- [WHAT IS ASKED]: Your task is to retype each line of the data below exactly.

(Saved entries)
--
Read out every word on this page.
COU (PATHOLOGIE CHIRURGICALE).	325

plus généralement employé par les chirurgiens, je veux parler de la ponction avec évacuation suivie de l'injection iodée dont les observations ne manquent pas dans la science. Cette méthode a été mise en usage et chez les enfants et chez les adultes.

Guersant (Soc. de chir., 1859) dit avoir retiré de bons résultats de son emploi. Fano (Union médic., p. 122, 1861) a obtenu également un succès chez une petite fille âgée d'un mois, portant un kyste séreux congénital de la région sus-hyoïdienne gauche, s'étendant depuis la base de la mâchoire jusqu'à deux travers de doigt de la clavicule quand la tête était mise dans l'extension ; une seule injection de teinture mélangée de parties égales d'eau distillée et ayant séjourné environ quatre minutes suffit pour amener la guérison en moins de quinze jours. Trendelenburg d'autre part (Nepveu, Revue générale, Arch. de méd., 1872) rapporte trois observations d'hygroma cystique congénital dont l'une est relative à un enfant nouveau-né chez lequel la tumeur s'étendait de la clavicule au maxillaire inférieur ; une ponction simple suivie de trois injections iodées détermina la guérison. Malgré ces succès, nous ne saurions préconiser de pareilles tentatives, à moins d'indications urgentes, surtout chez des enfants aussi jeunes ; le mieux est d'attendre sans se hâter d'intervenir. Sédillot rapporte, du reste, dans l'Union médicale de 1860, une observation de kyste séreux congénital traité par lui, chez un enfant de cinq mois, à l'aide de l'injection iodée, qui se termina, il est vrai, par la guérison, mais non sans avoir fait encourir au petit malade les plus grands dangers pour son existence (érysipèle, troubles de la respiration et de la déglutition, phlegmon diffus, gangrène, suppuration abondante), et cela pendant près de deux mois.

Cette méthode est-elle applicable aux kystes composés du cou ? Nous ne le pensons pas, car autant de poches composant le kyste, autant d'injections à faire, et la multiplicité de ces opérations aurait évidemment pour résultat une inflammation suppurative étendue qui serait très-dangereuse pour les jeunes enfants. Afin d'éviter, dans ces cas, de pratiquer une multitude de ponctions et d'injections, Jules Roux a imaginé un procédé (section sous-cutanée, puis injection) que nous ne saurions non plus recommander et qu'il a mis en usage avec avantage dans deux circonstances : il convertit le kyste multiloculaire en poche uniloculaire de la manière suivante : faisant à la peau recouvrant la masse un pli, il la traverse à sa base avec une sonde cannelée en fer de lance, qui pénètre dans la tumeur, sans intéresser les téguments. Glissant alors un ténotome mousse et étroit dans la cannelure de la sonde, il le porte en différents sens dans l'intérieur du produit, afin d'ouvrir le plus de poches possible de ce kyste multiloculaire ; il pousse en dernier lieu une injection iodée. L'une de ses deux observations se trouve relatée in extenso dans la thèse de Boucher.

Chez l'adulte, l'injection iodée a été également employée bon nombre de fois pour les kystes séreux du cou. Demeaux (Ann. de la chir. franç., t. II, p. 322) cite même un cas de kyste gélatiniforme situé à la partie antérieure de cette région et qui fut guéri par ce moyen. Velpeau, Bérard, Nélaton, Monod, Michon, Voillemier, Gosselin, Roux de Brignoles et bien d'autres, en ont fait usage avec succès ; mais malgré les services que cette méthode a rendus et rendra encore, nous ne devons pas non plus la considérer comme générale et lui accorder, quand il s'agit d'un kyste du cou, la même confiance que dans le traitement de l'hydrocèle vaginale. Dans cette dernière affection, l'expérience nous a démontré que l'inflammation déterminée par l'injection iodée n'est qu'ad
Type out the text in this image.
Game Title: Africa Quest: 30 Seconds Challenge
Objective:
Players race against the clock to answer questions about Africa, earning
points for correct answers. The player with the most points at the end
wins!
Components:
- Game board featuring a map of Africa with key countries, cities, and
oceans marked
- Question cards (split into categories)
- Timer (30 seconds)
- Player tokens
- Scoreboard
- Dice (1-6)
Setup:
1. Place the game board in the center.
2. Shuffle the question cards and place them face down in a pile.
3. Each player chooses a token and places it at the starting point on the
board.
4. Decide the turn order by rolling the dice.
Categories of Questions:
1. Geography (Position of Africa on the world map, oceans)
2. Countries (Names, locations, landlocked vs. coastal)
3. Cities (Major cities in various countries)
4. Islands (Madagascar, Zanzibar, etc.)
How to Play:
--
- [TASK OUTPUT]:
Read out every word on this page.
COU (PATHOLOGIE CHIRURGICALE).	325

plus généralement employé par les chirurgiens, je veux parler de la ponction avec évacuation suivie de l'injection iodée dont les observations ne manquent pas dans la science. Cette méthode a été mise en usage et chez les enfants et chez les adultes.

Guersant (Soc. de chir., 1859) dit avoir retiré de bons résultats de son emploi. Fano (Union médic., p. 122, 1861) a obtenu également un succès chez une petite fille âgée d'un mois, portant un kyste séreux congénital de la région sus-hyoïdienne gauche, s'étendant depuis la base de la mâchoire jusqu'à deux travers de doigt de la clavicule quand la tête était mise dans l'extension ; une seule injection de teinture mélangée de parties égales d'eau distillée et ayant séjourné environ quatre minutes suffit pour amener la guérison en moins de quinze jours. Trendelenburg d'autre part (Nepveu, Revue générale, Arch. de méd., 1872) rapporte trois observations d'hygroma cystique congénital dont l'une est relative à un enfant nouveau-né chez lequel la tumeur s'étendait de la clavicule au maxillaire inférieur ; une ponction simple suivie de trois injections iodées détermina la guérison. Malgré ces succès, nous ne saurions préconiser de pareilles tentatives, à moins d'indications urgentes, surtout chez des enfants aussi jeunes ; le mieux est d'attendre sans se hâter d'intervenir. Sédillot rapporte, du reste, dans l'Union médicale de 1860, une observation de kyste séreux congénital traité par lui, chez un enfant de cinq mois, à l'aide de l'injection iodée, qui se termina, il est vrai, par la guérison, mais non sans avoir fait encourir au petit malade les plus grands dangers pour son existence (érysipèle, troubles de la respiration et de la déglutition, phlegmon diffus, gangrène, suppuration abondante), et cela pendant près de deux mois.

Cette méthode est-elle applicable aux kystes composés du cou ? Nous ne le pensons pas, car autant de poches composant le kyste, autant d'injections à faire, et la multiplicité de ces opérations aurait évidemment pour résultat une inflammation suppurative étendue qui serait très-dangereuse pour les jeunes enfants. Afin d'éviter, dans ces cas, de pratiquer une multitude de ponctions et d'injections, Jules Roux a imaginé un procédé (section sous-cutanée, puis injection) que nous ne saurions non plus recommander et qu'il a mis en usage avec avantage dans deux circonstances : il convertit le kyste multiloculaire en poche uniloculaire de la manière suivante : faisant à la peau recouvrant la masse un pli, il la traverse à sa base avec une sonde cannelée en fer de lance, qui pénètre dans la tumeur, sans intéresser les téguments. Glissant alors un ténotome mousse et étroit dans la cannelure de la sonde, il le porte en différents sens dans l'intérieur du produit, afin d'ouvrir le plus de poches possible de ce kyste multiloculaire ; il pousse en dernier lieu une injection iodée. L'une de ses deux observations se trouve relatée in extenso dans la thèse de Boucher.

Chez l'adulte, l'injection iodée a été également employée bon nombre de fois pour les kystes séreux du cou. Demeaux (Ann. de la chir. franç., t. II, p. 322) cite même un cas de kyste gélatiniforme situé à la partie antérieure de cette région et qui fut guéri par ce moyen. Velpeau, Bérard, Nélaton, Monod, Michon, Voillemier, Gosselin, Roux de Brignoles et bien d'autres, en ont fait usage avec succès ; mais malgré les services que cette méthode a rendus et rendra encore, nous ne devons pas non plus la considérer comme générale et lui accorder, quand il s'agit d'un kyste du cou, la même confiance que dans le traitement de l'hydrocèle vaginale. Dans cette dernière affection, l'expérience nous a démontré que l'inflammation déterminée par l'injection iodée n'est qu'ad
Type out the text in this image.
Game Title: Africa Quest: 30 Seconds Challenge
Objective:
Players race against the clock to answer questions about Africa, earning
points for correct answers. The player with the most points at the end
wins!
Components:
- Game board featuring a map of Africa with key countries, cities, and
oceans marked
- Question cards (split into categories)
- Timer (30 seconds)
- Player tokens
- Scoreboard
- Dice (1-6)
Setup:
1. Place the game board in the center.
2. Shuffle the question cards and place them face down in a pile.
3. Each player chooses a token and places it at the starting point on the
board.
4. Decide the turn order by rolling the dice.
Categories of Questions:
1. Geography (Position of Africa on the world map, oceans)
2. Countries (Names, locations, landlocked vs. coastal)
3. Cities (Major cities in various countries)
4. Islands (Madagascar, Zanzibar, etc.)
How to Play:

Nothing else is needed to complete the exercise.